[Collected data entries]
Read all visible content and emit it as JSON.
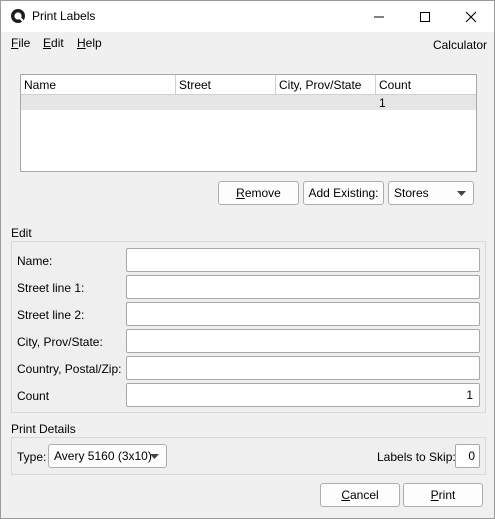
{
  "window": {
    "title": "Print Labels",
    "minimize_icon": "minimize-icon",
    "maximize_icon": "maximize-icon",
    "close_icon": "close-icon"
  },
  "menu": {
    "items": [
      {
        "label": "File",
        "accel": "F",
        "rest": "ile"
      },
      {
        "label": "Edit",
        "accel": "E",
        "rest": "dit"
      },
      {
        "label": "Help",
        "accel": "H",
        "rest": "elp"
      }
    ],
    "calculator": "Calculator"
  },
  "table": {
    "columns": [
      "Name",
      "Street",
      "City, Prov/State",
      "Count"
    ],
    "rows": [
      {
        "name": "",
        "street": "",
        "city": "",
        "count": "1"
      }
    ]
  },
  "list_actions": {
    "remove": {
      "accel": "R",
      "rest": "emove"
    },
    "add_existing": "Add Existing:",
    "source_select": "Stores"
  },
  "edit": {
    "title": "Edit",
    "fields": [
      {
        "label": "Name:",
        "value": ""
      },
      {
        "label": "Street line 1:",
        "value": ""
      },
      {
        "label": "Street line 2:",
        "value": ""
      },
      {
        "label": "City, Prov/State:",
        "value": ""
      },
      {
        "label": "Country, Postal/Zip:",
        "value": ""
      },
      {
        "label": "Count",
        "value": "1"
      }
    ]
  },
  "print_details": {
    "title": "Print Details",
    "type_label": "Type:",
    "type_value": "Avery 5160 (3x10)",
    "skip_label": "Labels to Skip:",
    "skip_value": "0"
  },
  "dialog_buttons": {
    "cancel": {
      "accel": "C",
      "rest": "ancel"
    },
    "print": {
      "accel": "P",
      "rest": "rint"
    }
  }
}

### Directive
Collect the lines of the records that include the string "Labels".

### Response to this task
    "title": "Print Labels",
    "skip_label": "Labels to Skip:",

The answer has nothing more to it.